* [EXERCISE BRIEF]: Return the whole listing, line for line, without the pictures in it.

━━ GIVEN ENTRIES ━━

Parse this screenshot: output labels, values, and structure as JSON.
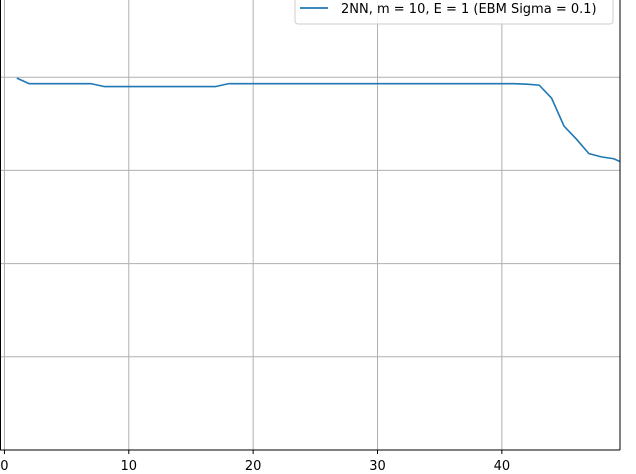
{
  "chart_data": {
    "type": "line",
    "title": "",
    "xlabel": "",
    "ylabel": "",
    "xlim": [
      -1,
      49.5
    ],
    "ylim": [
      0,
      1
    ],
    "xticks": [
      0,
      10,
      20,
      30,
      40
    ],
    "yticks": [
      0.0,
      0.2,
      0.4,
      0.6,
      0.8,
      1.0
    ],
    "grid": true,
    "legend": {
      "placement": "top-right"
    },
    "series": [
      {
        "name": "2NN, m = 10, E = 1 (EBM Sigma = 0.1)",
        "color": "#1f77b4",
        "x": [
          1,
          2,
          3,
          4,
          5,
          6,
          7,
          8,
          9,
          10,
          11,
          12,
          13,
          14,
          15,
          16,
          17,
          18,
          19,
          20,
          21,
          22,
          23,
          24,
          25,
          26,
          27,
          28,
          29,
          30,
          31,
          32,
          33,
          34,
          35,
          36,
          37,
          38,
          39,
          40,
          41,
          42,
          43,
          44,
          45,
          46,
          47,
          48,
          49,
          49.5
        ],
        "y": [
          0.798,
          0.786,
          0.786,
          0.786,
          0.786,
          0.786,
          0.786,
          0.78,
          0.78,
          0.78,
          0.78,
          0.78,
          0.78,
          0.78,
          0.78,
          0.78,
          0.78,
          0.786,
          0.786,
          0.786,
          0.786,
          0.786,
          0.786,
          0.786,
          0.786,
          0.786,
          0.786,
          0.786,
          0.786,
          0.786,
          0.786,
          0.786,
          0.786,
          0.786,
          0.786,
          0.786,
          0.786,
          0.786,
          0.786,
          0.786,
          0.786,
          0.785,
          0.783,
          0.755,
          0.695,
          0.667,
          0.636,
          0.629,
          0.625,
          0.619
        ]
      }
    ]
  }
}
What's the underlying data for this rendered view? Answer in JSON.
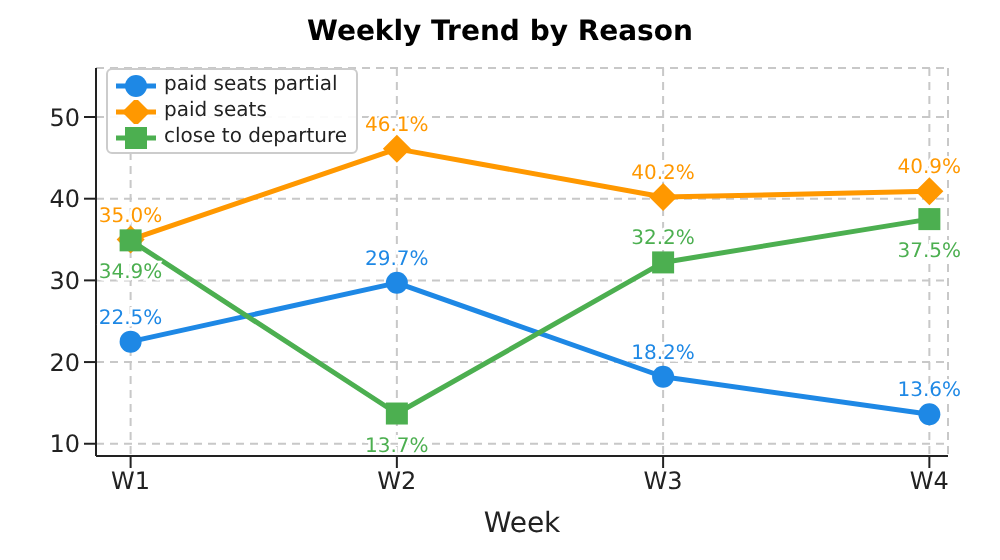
{
  "chart_data": {
    "type": "line",
    "title": "Weekly Trend by Reason",
    "xlabel": "Week",
    "categories": [
      "W1",
      "W2",
      "W3",
      "W4"
    ],
    "ylim": [
      8.5,
      56
    ],
    "yticks": [
      10,
      20,
      30,
      40,
      50
    ],
    "grid": true,
    "legend": "top left",
    "series": [
      {
        "name": "paid seats partial",
        "color": "#1e88e5",
        "marker": "circle",
        "values": [
          22.5,
          29.7,
          18.2,
          13.6
        ],
        "value_labels": [
          "22.5%",
          "29.7%",
          "18.2%",
          "13.6%"
        ]
      },
      {
        "name": "paid seats",
        "color": "#ff9800",
        "marker": "diamond",
        "values": [
          35.0,
          46.1,
          40.2,
          40.9
        ],
        "value_labels": [
          "35.0%",
          "46.1%",
          "40.2%",
          "40.9%"
        ]
      },
      {
        "name": "close to departure",
        "color": "#4caf50",
        "marker": "square",
        "values": [
          34.9,
          13.7,
          32.2,
          37.5
        ],
        "value_labels": [
          "34.9%",
          "13.7%",
          "32.2%",
          "37.5%"
        ]
      }
    ]
  }
}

━━━

* [REPLY]:
Parse this screenshot: output labels, values, and structure as JSON.
{
  "chart_data": {
    "type": "line",
    "title": "",
    "xlabel": "",
    "ylabel": "",
    "xlim": [
      -1,
      49.5
    ],
    "ylim": [
      0,
      1
    ],
    "xticks": [
      0,
      10,
      20,
      30,
      40
    ],
    "yticks": [
      0.0,
      0.2,
      0.4,
      0.6,
      0.8,
      1.0
    ],
    "grid": true,
    "legend": {
      "placement": "top-right"
    },
    "series": [
      {
        "name": "2NN, m = 10, E = 1 (EBM Sigma = 0.1)",
        "color": "#1f77b4",
        "x": [
          1,
          2,
          3,
          4,
          5,
          6,
          7,
          8,
          9,
          10,
          11,
          12,
          13,
          14,
          15,
          16,
          17,
          18,
          19,
          20,
          21,
          22,
          23,
          24,
          25,
          26,
          27,
          28,
          29,
          30,
          31,
          32,
          33,
          34,
          35,
          36,
          37,
          38,
          39,
          40,
          41,
          42,
          43,
          44,
          45,
          46,
          47,
          48,
          49,
          49.5
        ],
        "y": [
          0.798,
          0.786,
          0.786,
          0.786,
          0.786,
          0.786,
          0.786,
          0.78,
          0.78,
          0.78,
          0.78,
          0.78,
          0.78,
          0.78,
          0.78,
          0.78,
          0.78,
          0.786,
          0.786,
          0.786,
          0.786,
          0.786,
          0.786,
          0.786,
          0.786,
          0.786,
          0.786,
          0.786,
          0.786,
          0.786,
          0.786,
          0.786,
          0.786,
          0.786,
          0.786,
          0.786,
          0.786,
          0.786,
          0.786,
          0.786,
          0.786,
          0.785,
          0.783,
          0.755,
          0.695,
          0.667,
          0.636,
          0.629,
          0.625,
          0.619
        ]
      }
    ]
  }
}
What's the underlying data for this rendered view? Answer in JSON.
{
  "chart_data": {
    "type": "line",
    "title": "Weekly Trend by Reason",
    "xlabel": "Week",
    "categories": [
      "W1",
      "W2",
      "W3",
      "W4"
    ],
    "ylim": [
      8.5,
      56
    ],
    "yticks": [
      10,
      20,
      30,
      40,
      50
    ],
    "grid": true,
    "legend": "top left",
    "series": [
      {
        "name": "paid seats partial",
        "color": "#1e88e5",
        "marker": "circle",
        "values": [
          22.5,
          29.7,
          18.2,
          13.6
        ],
        "value_labels": [
          "22.5%",
          "29.7%",
          "18.2%",
          "13.6%"
        ]
      },
      {
        "name": "paid seats",
        "color": "#ff9800",
        "marker": "diamond",
        "values": [
          35.0,
          46.1,
          40.2,
          40.9
        ],
        "value_labels": [
          "35.0%",
          "46.1%",
          "40.2%",
          "40.9%"
        ]
      },
      {
        "name": "close to departure",
        "color": "#4caf50",
        "marker": "square",
        "values": [
          34.9,
          13.7,
          32.2,
          37.5
        ],
        "value_labels": [
          "34.9%",
          "13.7%",
          "32.2%",
          "37.5%"
        ]
      }
    ]
  }
}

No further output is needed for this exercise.